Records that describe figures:
————

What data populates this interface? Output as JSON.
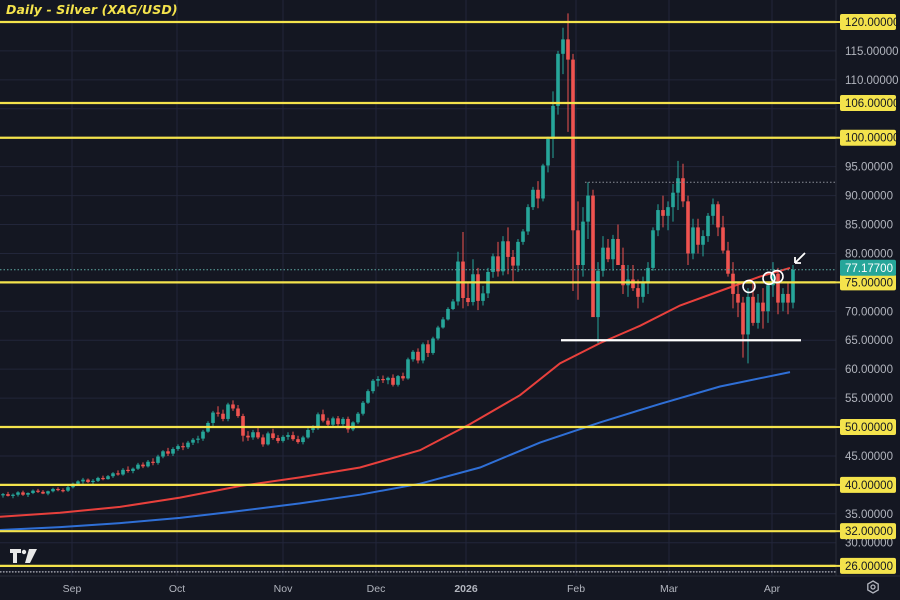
{
  "header": {
    "title": "Daily - Silver (XAG/USD)"
  },
  "colors": {
    "background": "#141722",
    "grid": "#22263a",
    "up": "#26a69a",
    "down": "#ef5350",
    "horizontal_line": "#f4e34c",
    "support_line": "#ffffff",
    "ma_red": "#e8403c",
    "ma_blue": "#2f6fd6",
    "price_tag": "#26a69a",
    "axis_text": "#b2b5be"
  },
  "price_axis": {
    "ticks": [
      "120.00000",
      "115.00000",
      "110.00000",
      "106.00000",
      "100.00000",
      "95.00000",
      "90.00000",
      "85.00000",
      "80.00000",
      "75.00000",
      "70.00000",
      "65.00000",
      "60.00000",
      "55.00000",
      "50.00000",
      "45.00000",
      "40.00000",
      "35.00000",
      "30.00000",
      "26.00000"
    ],
    "current_price_label": "77.17700"
  },
  "time_axis": {
    "labels": [
      "Sep",
      "Oct",
      "Nov",
      "Dec",
      "2026",
      "Feb",
      "Mar",
      "Apr"
    ]
  },
  "settings_icon": "gear-icon",
  "chart_data": {
    "type": "candlestick",
    "title": "Daily - Silver (XAG/USD)",
    "xlabel": "",
    "ylabel": "",
    "ylim": [
      24,
      122
    ],
    "x_ticks": [
      {
        "label": "Sep",
        "x": 72
      },
      {
        "label": "Oct",
        "x": 177
      },
      {
        "label": "Nov",
        "x": 283
      },
      {
        "label": "Dec",
        "x": 376
      },
      {
        "label": "2026",
        "x": 466
      },
      {
        "label": "Feb",
        "x": 576
      },
      {
        "label": "Mar",
        "x": 669
      },
      {
        "label": "Apr",
        "x": 772
      }
    ],
    "horizontal_levels": [
      120,
      106,
      100,
      75,
      50,
      40,
      32,
      26
    ],
    "support_line": {
      "value": 65,
      "x_start": 561,
      "x_end": 801
    },
    "dotted_levels": [
      {
        "value": 92.3,
        "x_start": 585,
        "x_end": 835
      },
      {
        "value": 77.177,
        "x_start": 0,
        "x_end": 835
      }
    ],
    "current_price": 77.177,
    "moving_averages": [
      {
        "name": "MA (red)",
        "color": "#e8403c",
        "points": [
          [
            0,
            34.5
          ],
          [
            60,
            35.2
          ],
          [
            120,
            36.2
          ],
          [
            180,
            37.8
          ],
          [
            240,
            39.8
          ],
          [
            300,
            41.3
          ],
          [
            360,
            43
          ],
          [
            420,
            46
          ],
          [
            470,
            50.5
          ],
          [
            520,
            55.5
          ],
          [
            560,
            61
          ],
          [
            600,
            64.5
          ],
          [
            640,
            67.5
          ],
          [
            680,
            71
          ],
          [
            720,
            73.5
          ],
          [
            760,
            76
          ],
          [
            790,
            77.5
          ]
        ]
      },
      {
        "name": "MA (blue)",
        "color": "#2f6fd6",
        "points": [
          [
            0,
            32.2
          ],
          [
            60,
            32.7
          ],
          [
            120,
            33.4
          ],
          [
            180,
            34.3
          ],
          [
            240,
            35.5
          ],
          [
            300,
            36.8
          ],
          [
            360,
            38.3
          ],
          [
            420,
            40.2
          ],
          [
            480,
            43
          ],
          [
            540,
            47.3
          ],
          [
            600,
            50.8
          ],
          [
            660,
            54
          ],
          [
            720,
            57
          ],
          [
            790,
            59.5
          ]
        ]
      }
    ],
    "candles": [
      [
        3,
        38.2,
        38.6,
        37.8,
        38.4
      ],
      [
        8,
        38.4,
        38.8,
        38,
        38.1
      ],
      [
        13,
        38.1,
        38.5,
        37.7,
        38.3
      ],
      [
        18,
        38.3,
        38.9,
        38,
        38.7
      ],
      [
        23,
        38.7,
        39.0,
        38.1,
        38.3
      ],
      [
        28,
        38.3,
        38.7,
        37.9,
        38.6
      ],
      [
        33,
        38.6,
        39.2,
        38.4,
        39.0
      ],
      [
        38,
        39.0,
        39.3,
        38.6,
        38.8
      ],
      [
        43,
        38.8,
        39.1,
        38.4,
        38.5
      ],
      [
        48,
        38.5,
        39.0,
        38.2,
        38.9
      ],
      [
        53,
        38.9,
        39.5,
        38.7,
        39.3
      ],
      [
        58,
        39.3,
        39.6,
        38.9,
        39.1
      ],
      [
        63,
        39.1,
        39.4,
        38.7,
        39.0
      ],
      [
        68,
        39.0,
        39.8,
        38.8,
        39.6
      ],
      [
        73,
        39.6,
        40.4,
        39.4,
        40.2
      ],
      [
        78,
        40.2,
        40.8,
        39.9,
        40.6
      ],
      [
        83,
        40.6,
        41.2,
        40.2,
        40.9
      ],
      [
        88,
        40.9,
        41.1,
        40.3,
        40.5
      ],
      [
        93,
        40.5,
        41.0,
        40.0,
        40.7
      ],
      [
        98,
        40.7,
        41.4,
        40.5,
        41.2
      ],
      [
        103,
        41.2,
        41.6,
        40.8,
        41.0
      ],
      [
        108,
        41.0,
        41.7,
        40.9,
        41.5
      ],
      [
        113,
        41.5,
        42.2,
        41.2,
        42.0
      ],
      [
        118,
        42.0,
        42.5,
        41.6,
        41.8
      ],
      [
        123,
        41.8,
        42.9,
        41.6,
        42.6
      ],
      [
        128,
        42.6,
        43.2,
        42.1,
        42.4
      ],
      [
        133,
        42.4,
        43.0,
        42.0,
        42.8
      ],
      [
        138,
        42.8,
        43.8,
        42.6,
        43.5
      ],
      [
        143,
        43.5,
        43.9,
        42.9,
        43.2
      ],
      [
        148,
        43.2,
        44.3,
        43.0,
        44.0
      ],
      [
        153,
        44.0,
        44.6,
        43.4,
        43.8
      ],
      [
        158,
        43.8,
        45.2,
        43.5,
        44.9
      ],
      [
        163,
        44.9,
        46.0,
        44.6,
        45.8
      ],
      [
        168,
        45.8,
        46.4,
        45.0,
        45.4
      ],
      [
        173,
        45.4,
        46.5,
        45.0,
        46.2
      ],
      [
        178,
        46.2,
        47.0,
        45.9,
        46.7
      ],
      [
        183,
        46.7,
        47.3,
        46.0,
        46.5
      ],
      [
        188,
        46.5,
        47.6,
        46.2,
        47.3
      ],
      [
        193,
        47.3,
        48.1,
        46.9,
        47.8
      ],
      [
        198,
        47.8,
        48.5,
        47.2,
        48.0
      ],
      [
        203,
        48.0,
        49.5,
        47.6,
        49.2
      ],
      [
        208,
        49.2,
        51.0,
        49.0,
        50.7
      ],
      [
        213,
        50.7,
        52.8,
        50.2,
        52.5
      ],
      [
        218,
        52.5,
        53.6,
        51.8,
        52.3
      ],
      [
        223,
        52.3,
        53.0,
        51.0,
        51.4
      ],
      [
        228,
        51.4,
        54.2,
        51.0,
        53.9
      ],
      [
        233,
        53.9,
        54.6,
        52.8,
        53.2
      ],
      [
        238,
        53.2,
        53.8,
        51.6,
        51.9
      ],
      [
        243,
        51.9,
        52.3,
        47.5,
        48.5
      ],
      [
        248,
        48.5,
        49.3,
        47.6,
        48.2
      ],
      [
        253,
        48.2,
        49.5,
        47.8,
        49.1
      ],
      [
        258,
        49.1,
        49.8,
        47.9,
        48.2
      ],
      [
        263,
        48.2,
        48.7,
        46.6,
        47.0
      ],
      [
        268,
        47.0,
        49.2,
        46.8,
        48.9
      ],
      [
        273,
        48.9,
        49.7,
        47.8,
        48.1
      ],
      [
        278,
        48.1,
        48.6,
        47.2,
        47.6
      ],
      [
        283,
        47.6,
        48.6,
        47.3,
        48.3
      ],
      [
        288,
        48.3,
        49.1,
        47.8,
        48.6
      ],
      [
        293,
        48.6,
        49.2,
        47.6,
        47.9
      ],
      [
        298,
        47.9,
        48.5,
        47.1,
        47.4
      ],
      [
        303,
        47.4,
        48.5,
        47.0,
        48.2
      ],
      [
        308,
        48.2,
        49.8,
        48.0,
        49.5
      ],
      [
        313,
        49.5,
        50.3,
        49.0,
        49.8
      ],
      [
        318,
        49.8,
        52.5,
        49.5,
        52.2
      ],
      [
        323,
        52.2,
        53.0,
        50.8,
        51.1
      ],
      [
        328,
        51.1,
        51.6,
        49.9,
        50.4
      ],
      [
        333,
        50.4,
        51.8,
        50.1,
        51.5
      ],
      [
        338,
        51.5,
        51.9,
        50.2,
        50.5
      ],
      [
        343,
        50.5,
        51.7,
        50.2,
        51.4
      ],
      [
        348,
        51.4,
        51.8,
        49.0,
        49.6
      ],
      [
        353,
        49.6,
        51.0,
        49.3,
        50.8
      ],
      [
        358,
        50.8,
        52.6,
        50.5,
        52.3
      ],
      [
        363,
        52.3,
        54.5,
        52.0,
        54.2
      ],
      [
        368,
        54.2,
        56.5,
        54.0,
        56.2
      ],
      [
        373,
        56.2,
        58.3,
        55.8,
        58.0
      ],
      [
        378,
        58.0,
        58.8,
        57.0,
        58.3
      ],
      [
        383,
        58.3,
        58.9,
        57.6,
        58.1
      ],
      [
        388,
        58.1,
        58.7,
        57.4,
        58.5
      ],
      [
        393,
        58.5,
        59.1,
        57.0,
        57.3
      ],
      [
        398,
        57.3,
        59.0,
        57.0,
        58.8
      ],
      [
        403,
        58.8,
        59.4,
        58.0,
        58.4
      ],
      [
        408,
        58.4,
        62.0,
        58.2,
        61.7
      ],
      [
        413,
        61.7,
        63.3,
        61.3,
        63.0
      ],
      [
        418,
        63.0,
        63.6,
        61.0,
        61.5
      ],
      [
        423,
        61.5,
        64.6,
        61.0,
        64.3
      ],
      [
        428,
        64.3,
        65.0,
        62.1,
        62.8
      ],
      [
        433,
        62.8,
        65.6,
        62.5,
        65.3
      ],
      [
        438,
        65.3,
        67.5,
        65.0,
        67.2
      ],
      [
        443,
        67.2,
        69.0,
        67.0,
        68.6
      ],
      [
        448,
        68.6,
        70.7,
        68.4,
        70.4
      ],
      [
        453,
        70.4,
        72.1,
        70.2,
        71.7
      ],
      [
        458,
        71.7,
        80.3,
        71.0,
        78.6
      ],
      [
        463,
        78.6,
        83.7,
        70.5,
        72.3
      ],
      [
        468,
        72.3,
        74.8,
        70.9,
        71.6
      ],
      [
        473,
        71.6,
        79.0,
        71.0,
        76.4
      ],
      [
        478,
        76.4,
        77.5,
        70.2,
        71.8
      ],
      [
        483,
        71.8,
        74.4,
        71.0,
        73.1
      ],
      [
        488,
        73.1,
        77.5,
        72.3,
        76.8
      ],
      [
        493,
        76.8,
        80.0,
        75.8,
        79.5
      ],
      [
        498,
        79.5,
        82.0,
        76.0,
        76.9
      ],
      [
        503,
        76.9,
        83.0,
        76.2,
        82.1
      ],
      [
        508,
        82.1,
        84.5,
        76.4,
        79.4
      ],
      [
        513,
        79.4,
        80.6,
        75.2,
        77.9
      ],
      [
        518,
        77.9,
        82.5,
        76.8,
        82.0
      ],
      [
        523,
        82.0,
        84.2,
        81.5,
        83.8
      ],
      [
        528,
        83.8,
        88.5,
        83.2,
        88.0
      ],
      [
        533,
        88.0,
        91.5,
        87.5,
        91.0
      ],
      [
        538,
        91.0,
        92.5,
        87.8,
        89.5
      ],
      [
        543,
        89.5,
        95.5,
        89.0,
        95.2
      ],
      [
        548,
        95.2,
        100.2,
        94.0,
        99.8
      ],
      [
        553,
        99.8,
        108.0,
        96.5,
        105.5
      ],
      [
        558,
        105.5,
        115.0,
        104.0,
        114.5
      ],
      [
        563,
        114.5,
        119.0,
        111.0,
        117.0
      ],
      [
        568,
        117.0,
        121.5,
        101.0,
        113.5
      ],
      [
        573,
        113.5,
        114.5,
        73.5,
        84.0
      ],
      [
        578,
        84.0,
        89.0,
        72.0,
        78.0
      ],
      [
        583,
        78.0,
        88.0,
        76.0,
        85.5
      ],
      [
        588,
        85.5,
        92.3,
        82.5,
        90.0
      ],
      [
        593,
        90.0,
        91.0,
        70.0,
        69.0
      ],
      [
        598,
        69.0,
        78.5,
        64.5,
        77.0
      ],
      [
        603,
        77.0,
        83.0,
        76.0,
        81.0
      ],
      [
        608,
        81.0,
        82.5,
        78.5,
        79.0
      ],
      [
        613,
        79.0,
        83.2,
        77.0,
        82.5
      ],
      [
        618,
        82.5,
        85.0,
        79.0,
        78.0
      ],
      [
        623,
        78.0,
        81.0,
        73.0,
        74.5
      ],
      [
        628,
        74.5,
        78.0,
        72.5,
        75.5
      ],
      [
        633,
        75.5,
        78.0,
        73.5,
        74.0
      ],
      [
        638,
        74.0,
        75.5,
        70.5,
        72.5
      ],
      [
        643,
        72.5,
        76.0,
        71.5,
        75.0
      ],
      [
        648,
        75.0,
        78.5,
        73.0,
        77.5
      ],
      [
        653,
        77.5,
        84.5,
        77.0,
        84.0
      ],
      [
        658,
        84.0,
        88.5,
        83.0,
        87.5
      ],
      [
        663,
        87.5,
        90.0,
        84.5,
        86.5
      ],
      [
        668,
        86.5,
        89.0,
        84.0,
        88.0
      ],
      [
        673,
        88.0,
        92.0,
        85.5,
        90.5
      ],
      [
        678,
        90.5,
        96.0,
        87.5,
        93.0
      ],
      [
        683,
        93.0,
        95.5,
        88.0,
        89.0
      ],
      [
        688,
        89.0,
        90.0,
        78.0,
        80.0
      ],
      [
        693,
        80.0,
        86.0,
        79.0,
        84.5
      ],
      [
        698,
        84.5,
        86.0,
        80.0,
        81.5
      ],
      [
        703,
        81.5,
        84.0,
        79.5,
        83.0
      ],
      [
        708,
        83.0,
        87.0,
        82.0,
        86.5
      ],
      [
        713,
        86.5,
        89.5,
        85.0,
        88.5
      ],
      [
        718,
        88.5,
        89.0,
        83.0,
        84.5
      ],
      [
        723,
        84.5,
        86.5,
        80.0,
        80.5
      ],
      [
        728,
        80.5,
        82.0,
        76.0,
        76.5
      ],
      [
        733,
        76.5,
        78.5,
        70.5,
        73.0
      ],
      [
        738,
        73.0,
        75.0,
        69.0,
        71.5
      ],
      [
        743,
        71.5,
        72.5,
        62.0,
        66.0
      ],
      [
        748,
        66.0,
        74.0,
        61.0,
        72.5
      ],
      [
        753,
        72.5,
        75.0,
        67.5,
        68.0
      ],
      [
        758,
        68.0,
        73.0,
        67.0,
        71.5
      ],
      [
        763,
        71.5,
        74.0,
        67.0,
        70.0
      ],
      [
        768,
        70.0,
        75.0,
        68.0,
        74.5
      ],
      [
        773,
        74.5,
        78.5,
        72.5,
        76.5
      ],
      [
        778,
        76.5,
        77.5,
        69.5,
        71.5
      ],
      [
        783,
        71.5,
        74.0,
        70.0,
        73.0
      ],
      [
        788,
        73.0,
        75.0,
        69.5,
        71.5
      ],
      [
        793,
        71.5,
        78.0,
        70.5,
        77.177
      ]
    ],
    "annotations": [
      {
        "type": "circle",
        "x": 749,
        "value": 74.3,
        "r": 6
      },
      {
        "type": "circle",
        "x": 769,
        "value": 75.7,
        "r": 6
      },
      {
        "type": "circle",
        "x": 777,
        "value": 76.0,
        "r": 6
      },
      {
        "type": "arrow",
        "x1": 805,
        "y1": 253,
        "x2": 795,
        "y2": 263
      }
    ]
  }
}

————

§ Task statement
Where does the word "Silver" appear? Return each line that holds it.

§ The output
    "title": "Daily - Silver (XAG/USD)"
    "title": "Daily - Silver (XAG/USD)",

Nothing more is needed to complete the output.